**The exercise:** Drop every picture and give the entries back exactly.

** Start **

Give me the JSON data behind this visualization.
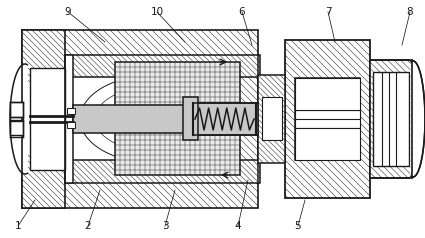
{
  "bg_color": "#ffffff",
  "lc": "#1a1a1a",
  "gray": "#c8c8c8",
  "lgray": "#e0e0e0",
  "label_data": [
    [
      "1",
      18,
      226,
      35,
      200
    ],
    [
      "2",
      88,
      226,
      100,
      190
    ],
    [
      "3",
      165,
      226,
      175,
      190
    ],
    [
      "4",
      238,
      226,
      248,
      180
    ],
    [
      "5",
      298,
      226,
      305,
      200
    ],
    [
      "6",
      242,
      12,
      252,
      45
    ],
    [
      "7",
      328,
      12,
      335,
      42
    ],
    [
      "8",
      410,
      12,
      402,
      45
    ],
    [
      "9",
      68,
      12,
      105,
      42
    ],
    [
      "10",
      157,
      12,
      185,
      42
    ]
  ]
}
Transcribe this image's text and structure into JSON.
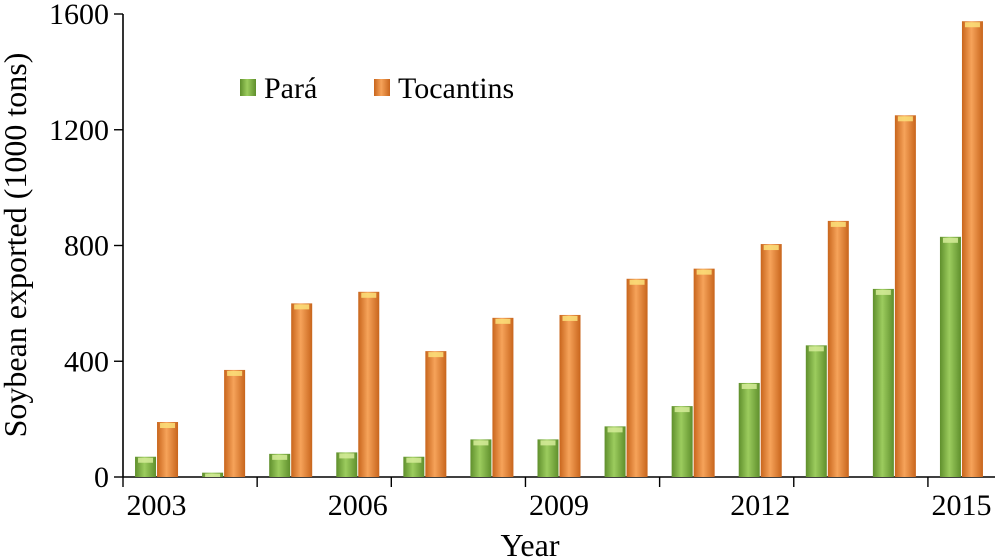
{
  "chart_data": {
    "type": "bar",
    "xlabel": "Year",
    "ylabel": "Soybean exported (1000 tons)",
    "ylim": [
      0,
      1600
    ],
    "yticks": [
      0,
      400,
      800,
      1200,
      1600
    ],
    "categories": [
      "2003",
      "2004",
      "2005",
      "2006",
      "2007",
      "2008",
      "2009",
      "2010",
      "2011",
      "2012",
      "2013",
      "2014",
      "2015"
    ],
    "xtick_labels": [
      "2003",
      "2006",
      "2009",
      "2012",
      "2015"
    ],
    "series": [
      {
        "name": "Pará",
        "color": "#7fb346",
        "values": [
          70,
          15,
          80,
          85,
          70,
          130,
          130,
          175,
          245,
          325,
          455,
          650,
          830
        ]
      },
      {
        "name": "Tocantins",
        "color": "#f08c3a",
        "values": [
          190,
          370,
          600,
          640,
          435,
          550,
          560,
          685,
          720,
          805,
          885,
          1250,
          1575
        ]
      }
    ],
    "legend_position": "top-left",
    "grid": false
  }
}
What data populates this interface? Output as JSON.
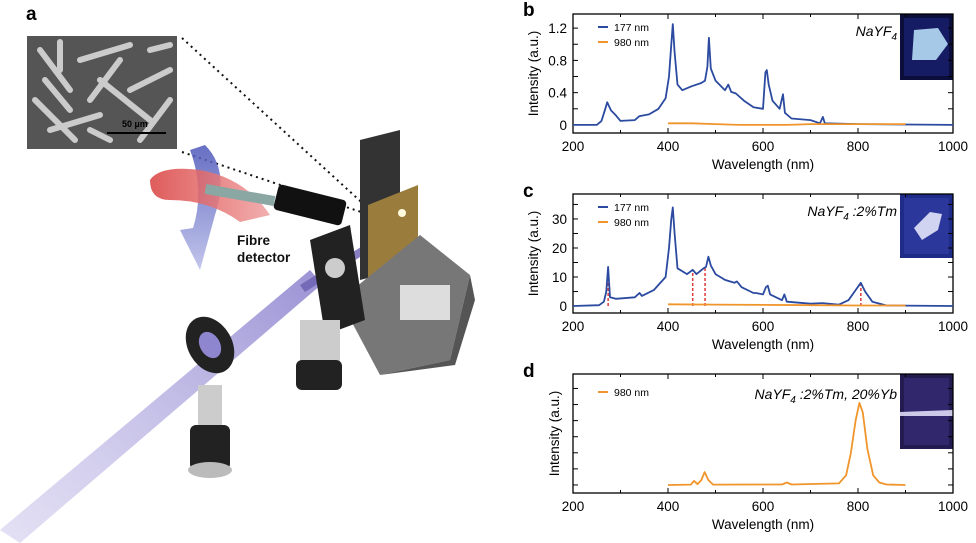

** End **

**Written response:**
Give me the JSON data behind this visualization.
{
  "bg_color": "#ffffff",
  "lc": "#1a1a1a",
  "gray": "#c8c8c8",
  "lgray": "#e0e0e0",
  "label_data": [
    [
      "1",
      18,
      226,
      35,
      200
    ],
    [
      "2",
      88,
      226,
      100,
      190
    ],
    [
      "3",
      165,
      226,
      175,
      190
    ],
    [
      "4",
      238,
      226,
      248,
      180
    ],
    [
      "5",
      298,
      226,
      305,
      200
    ],
    [
      "6",
      242,
      12,
      252,
      45
    ],
    [
      "7",
      328,
      12,
      335,
      42
    ],
    [
      "8",
      410,
      12,
      402,
      45
    ],
    [
      "9",
      68,
      12,
      105,
      42
    ],
    [
      "10",
      157,
      12,
      185,
      42
    ]
  ]
}
Transcribe this image's text and structure into JSON.
{
  "chart_data": {
    "type": "bar",
    "xlabel": "Year",
    "ylabel": "Soybean exported (1000 tons)",
    "ylim": [
      0,
      1600
    ],
    "yticks": [
      0,
      400,
      800,
      1200,
      1600
    ],
    "categories": [
      "2003",
      "2004",
      "2005",
      "2006",
      "2007",
      "2008",
      "2009",
      "2010",
      "2011",
      "2012",
      "2013",
      "2014",
      "2015"
    ],
    "xtick_labels": [
      "2003",
      "2006",
      "2009",
      "2012",
      "2015"
    ],
    "series": [
      {
        "name": "Pará",
        "color": "#7fb346",
        "values": [
          70,
          15,
          80,
          85,
          70,
          130,
          130,
          175,
          245,
          325,
          455,
          650,
          830
        ]
      },
      {
        "name": "Tocantins",
        "color": "#f08c3a",
        "values": [
          190,
          370,
          600,
          640,
          435,
          550,
          560,
          685,
          720,
          805,
          885,
          1250,
          1575
        ]
      }
    ],
    "legend_position": "top-left",
    "grid": false
  }
}
What data populates this interface? Output as JSON.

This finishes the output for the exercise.